> _INSTRUCTIONS TO FOLLOW_: Without the images, write out all of the following entries exactly.

> _STORED DATA_:
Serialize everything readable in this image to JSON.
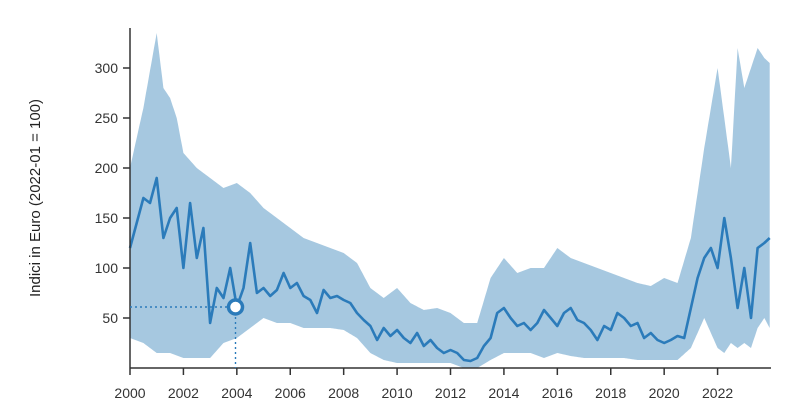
{
  "chart_data": {
    "type": "area",
    "title": "",
    "xlabel": "",
    "ylabel": "Indici in Euro (2022-01 = 100)",
    "xlim": [
      2000,
      2024
    ],
    "ylim": [
      0,
      340
    ],
    "x_ticks": [
      2000,
      2002,
      2004,
      2006,
      2008,
      2010,
      2012,
      2014,
      2016,
      2018,
      2020,
      2022
    ],
    "x_tick_labels": [
      "2000",
      "2002",
      "2004",
      "2006",
      "2008",
      "2010",
      "2012",
      "2014",
      "2016",
      "2018",
      "2020",
      "2022"
    ],
    "y_ticks": [
      50,
      100,
      150,
      200,
      250,
      300
    ],
    "y_tick_labels": [
      "50",
      "100",
      "150",
      "200",
      "250",
      "300"
    ],
    "grid": false,
    "colors": {
      "line": "#2b7bba",
      "band": "#a6c8e0",
      "axis": "#333333",
      "highlight": "#2b7bba"
    },
    "highlight_point": {
      "x": 2003.95,
      "y": 61
    },
    "series": [
      {
        "role": "median",
        "x": [
          2000.0,
          2000.25,
          2000.5,
          2000.75,
          2001.0,
          2001.25,
          2001.5,
          2001.75,
          2002.0,
          2002.25,
          2002.5,
          2002.75,
          2003.0,
          2003.25,
          2003.5,
          2003.75,
          2004.0,
          2004.25,
          2004.5,
          2004.75,
          2005.0,
          2005.25,
          2005.5,
          2005.75,
          2006.0,
          2006.25,
          2006.5,
          2006.75,
          2007.0,
          2007.25,
          2007.5,
          2007.75,
          2008.0,
          2008.25,
          2008.5,
          2008.75,
          2009.0,
          2009.25,
          2009.5,
          2009.75,
          2010.0,
          2010.25,
          2010.5,
          2010.75,
          2011.0,
          2011.25,
          2011.5,
          2011.75,
          2012.0,
          2012.25,
          2012.5,
          2012.75,
          2013.0,
          2013.25,
          2013.5,
          2013.75,
          2014.0,
          2014.25,
          2014.5,
          2014.75,
          2015.0,
          2015.25,
          2015.5,
          2015.75,
          2016.0,
          2016.25,
          2016.5,
          2016.75,
          2017.0,
          2017.25,
          2017.5,
          2017.75,
          2018.0,
          2018.25,
          2018.5,
          2018.75,
          2019.0,
          2019.25,
          2019.5,
          2019.75,
          2020.0,
          2020.25,
          2020.5,
          2020.75,
          2021.0,
          2021.25,
          2021.5,
          2021.75,
          2022.0,
          2022.25,
          2022.5,
          2022.75,
          2023.0,
          2023.25,
          2023.5,
          2023.75,
          2023.95
        ],
        "y": [
          120,
          145,
          170,
          165,
          190,
          130,
          150,
          160,
          100,
          165,
          110,
          140,
          45,
          80,
          70,
          100,
          61,
          80,
          125,
          75,
          80,
          72,
          78,
          95,
          80,
          85,
          72,
          68,
          55,
          78,
          70,
          72,
          68,
          65,
          55,
          48,
          42,
          28,
          40,
          32,
          38,
          30,
          25,
          35,
          22,
          28,
          20,
          15,
          18,
          15,
          8,
          7,
          10,
          22,
          30,
          55,
          60,
          50,
          42,
          45,
          38,
          45,
          58,
          50,
          42,
          55,
          60,
          48,
          45,
          38,
          28,
          42,
          38,
          55,
          50,
          42,
          45,
          30,
          35,
          28,
          25,
          28,
          32,
          30,
          60,
          90,
          110,
          120,
          100,
          150,
          110,
          60,
          100,
          50,
          120,
          125,
          130
        ]
      },
      {
        "role": "band_upper",
        "x": [
          2000.0,
          2000.5,
          2001.0,
          2001.25,
          2001.5,
          2001.75,
          2002.0,
          2002.5,
          2003.0,
          2003.5,
          2004.0,
          2004.5,
          2005.0,
          2005.5,
          2006.0,
          2006.5,
          2007.0,
          2007.5,
          2008.0,
          2008.5,
          2009.0,
          2009.5,
          2010.0,
          2010.5,
          2011.0,
          2011.5,
          2012.0,
          2012.5,
          2013.0,
          2013.5,
          2014.0,
          2014.5,
          2015.0,
          2015.5,
          2016.0,
          2016.5,
          2017.0,
          2017.5,
          2018.0,
          2018.5,
          2019.0,
          2019.5,
          2020.0,
          2020.5,
          2021.0,
          2021.5,
          2022.0,
          2022.25,
          2022.5,
          2022.75,
          2023.0,
          2023.25,
          2023.5,
          2023.75,
          2023.95
        ],
        "y": [
          200,
          260,
          335,
          280,
          270,
          250,
          215,
          200,
          190,
          180,
          185,
          175,
          160,
          150,
          140,
          130,
          125,
          120,
          115,
          105,
          80,
          70,
          80,
          65,
          58,
          60,
          55,
          45,
          45,
          90,
          110,
          95,
          100,
          100,
          120,
          110,
          105,
          100,
          95,
          90,
          85,
          82,
          90,
          85,
          130,
          220,
          300,
          250,
          200,
          320,
          280,
          300,
          320,
          310,
          305
        ]
      },
      {
        "role": "band_lower",
        "x": [
          2000.0,
          2000.5,
          2001.0,
          2001.5,
          2002.0,
          2002.5,
          2003.0,
          2003.5,
          2004.0,
          2004.5,
          2005.0,
          2005.5,
          2006.0,
          2006.5,
          2007.0,
          2007.5,
          2008.0,
          2008.5,
          2009.0,
          2009.5,
          2010.0,
          2010.5,
          2011.0,
          2011.5,
          2012.0,
          2012.5,
          2013.0,
          2013.5,
          2014.0,
          2014.5,
          2015.0,
          2015.5,
          2016.0,
          2016.5,
          2017.0,
          2017.5,
          2018.0,
          2018.5,
          2019.0,
          2019.5,
          2020.0,
          2020.5,
          2021.0,
          2021.5,
          2022.0,
          2022.25,
          2022.5,
          2022.75,
          2023.0,
          2023.25,
          2023.5,
          2023.75,
          2023.95
        ],
        "y": [
          30,
          25,
          15,
          15,
          10,
          10,
          10,
          25,
          30,
          40,
          50,
          45,
          45,
          40,
          40,
          40,
          38,
          30,
          15,
          8,
          5,
          5,
          5,
          5,
          5,
          0,
          0,
          8,
          15,
          15,
          15,
          10,
          15,
          12,
          10,
          10,
          10,
          10,
          8,
          8,
          8,
          8,
          20,
          50,
          20,
          15,
          25,
          20,
          25,
          20,
          40,
          50,
          40
        ]
      }
    ]
  }
}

> _PROBLEM SOLUTION_:
Serialize everything readable in this image to JSON.
{
  "chart_data": {
    "type": "area",
    "title": "",
    "xlabel": "",
    "ylabel": "Indici in Euro (2022-01 = 100)",
    "xlim": [
      2000,
      2024
    ],
    "ylim": [
      0,
      340
    ],
    "x_ticks": [
      2000,
      2002,
      2004,
      2006,
      2008,
      2010,
      2012,
      2014,
      2016,
      2018,
      2020,
      2022
    ],
    "x_tick_labels": [
      "2000",
      "2002",
      "2004",
      "2006",
      "2008",
      "2010",
      "2012",
      "2014",
      "2016",
      "2018",
      "2020",
      "2022"
    ],
    "y_ticks": [
      50,
      100,
      150,
      200,
      250,
      300
    ],
    "y_tick_labels": [
      "50",
      "100",
      "150",
      "200",
      "250",
      "300"
    ],
    "grid": false,
    "colors": {
      "line": "#2b7bba",
      "band": "#a6c8e0",
      "axis": "#333333",
      "highlight": "#2b7bba"
    },
    "highlight_point": {
      "x": 2003.95,
      "y": 61
    },
    "series": [
      {
        "role": "median",
        "x": [
          2000.0,
          2000.25,
          2000.5,
          2000.75,
          2001.0,
          2001.25,
          2001.5,
          2001.75,
          2002.0,
          2002.25,
          2002.5,
          2002.75,
          2003.0,
          2003.25,
          2003.5,
          2003.75,
          2004.0,
          2004.25,
          2004.5,
          2004.75,
          2005.0,
          2005.25,
          2005.5,
          2005.75,
          2006.0,
          2006.25,
          2006.5,
          2006.75,
          2007.0,
          2007.25,
          2007.5,
          2007.75,
          2008.0,
          2008.25,
          2008.5,
          2008.75,
          2009.0,
          2009.25,
          2009.5,
          2009.75,
          2010.0,
          2010.25,
          2010.5,
          2010.75,
          2011.0,
          2011.25,
          2011.5,
          2011.75,
          2012.0,
          2012.25,
          2012.5,
          2012.75,
          2013.0,
          2013.25,
          2013.5,
          2013.75,
          2014.0,
          2014.25,
          2014.5,
          2014.75,
          2015.0,
          2015.25,
          2015.5,
          2015.75,
          2016.0,
          2016.25,
          2016.5,
          2016.75,
          2017.0,
          2017.25,
          2017.5,
          2017.75,
          2018.0,
          2018.25,
          2018.5,
          2018.75,
          2019.0,
          2019.25,
          2019.5,
          2019.75,
          2020.0,
          2020.25,
          2020.5,
          2020.75,
          2021.0,
          2021.25,
          2021.5,
          2021.75,
          2022.0,
          2022.25,
          2022.5,
          2022.75,
          2023.0,
          2023.25,
          2023.5,
          2023.75,
          2023.95
        ],
        "y": [
          120,
          145,
          170,
          165,
          190,
          130,
          150,
          160,
          100,
          165,
          110,
          140,
          45,
          80,
          70,
          100,
          61,
          80,
          125,
          75,
          80,
          72,
          78,
          95,
          80,
          85,
          72,
          68,
          55,
          78,
          70,
          72,
          68,
          65,
          55,
          48,
          42,
          28,
          40,
          32,
          38,
          30,
          25,
          35,
          22,
          28,
          20,
          15,
          18,
          15,
          8,
          7,
          10,
          22,
          30,
          55,
          60,
          50,
          42,
          45,
          38,
          45,
          58,
          50,
          42,
          55,
          60,
          48,
          45,
          38,
          28,
          42,
          38,
          55,
          50,
          42,
          45,
          30,
          35,
          28,
          25,
          28,
          32,
          30,
          60,
          90,
          110,
          120,
          100,
          150,
          110,
          60,
          100,
          50,
          120,
          125,
          130
        ]
      },
      {
        "role": "band_upper",
        "x": [
          2000.0,
          2000.5,
          2001.0,
          2001.25,
          2001.5,
          2001.75,
          2002.0,
          2002.5,
          2003.0,
          2003.5,
          2004.0,
          2004.5,
          2005.0,
          2005.5,
          2006.0,
          2006.5,
          2007.0,
          2007.5,
          2008.0,
          2008.5,
          2009.0,
          2009.5,
          2010.0,
          2010.5,
          2011.0,
          2011.5,
          2012.0,
          2012.5,
          2013.0,
          2013.5,
          2014.0,
          2014.5,
          2015.0,
          2015.5,
          2016.0,
          2016.5,
          2017.0,
          2017.5,
          2018.0,
          2018.5,
          2019.0,
          2019.5,
          2020.0,
          2020.5,
          2021.0,
          2021.5,
          2022.0,
          2022.25,
          2022.5,
          2022.75,
          2023.0,
          2023.25,
          2023.5,
          2023.75,
          2023.95
        ],
        "y": [
          200,
          260,
          335,
          280,
          270,
          250,
          215,
          200,
          190,
          180,
          185,
          175,
          160,
          150,
          140,
          130,
          125,
          120,
          115,
          105,
          80,
          70,
          80,
          65,
          58,
          60,
          55,
          45,
          45,
          90,
          110,
          95,
          100,
          100,
          120,
          110,
          105,
          100,
          95,
          90,
          85,
          82,
          90,
          85,
          130,
          220,
          300,
          250,
          200,
          320,
          280,
          300,
          320,
          310,
          305
        ]
      },
      {
        "role": "band_lower",
        "x": [
          2000.0,
          2000.5,
          2001.0,
          2001.5,
          2002.0,
          2002.5,
          2003.0,
          2003.5,
          2004.0,
          2004.5,
          2005.0,
          2005.5,
          2006.0,
          2006.5,
          2007.0,
          2007.5,
          2008.0,
          2008.5,
          2009.0,
          2009.5,
          2010.0,
          2010.5,
          2011.0,
          2011.5,
          2012.0,
          2012.5,
          2013.0,
          2013.5,
          2014.0,
          2014.5,
          2015.0,
          2015.5,
          2016.0,
          2016.5,
          2017.0,
          2017.5,
          2018.0,
          2018.5,
          2019.0,
          2019.5,
          2020.0,
          2020.5,
          2021.0,
          2021.5,
          2022.0,
          2022.25,
          2022.5,
          2022.75,
          2023.0,
          2023.25,
          2023.5,
          2023.75,
          2023.95
        ],
        "y": [
          30,
          25,
          15,
          15,
          10,
          10,
          10,
          25,
          30,
          40,
          50,
          45,
          45,
          40,
          40,
          40,
          38,
          30,
          15,
          8,
          5,
          5,
          5,
          5,
          5,
          0,
          0,
          8,
          15,
          15,
          15,
          10,
          15,
          12,
          10,
          10,
          10,
          10,
          8,
          8,
          8,
          8,
          20,
          50,
          20,
          15,
          25,
          20,
          25,
          20,
          40,
          50,
          40
        ]
      }
    ]
  }
}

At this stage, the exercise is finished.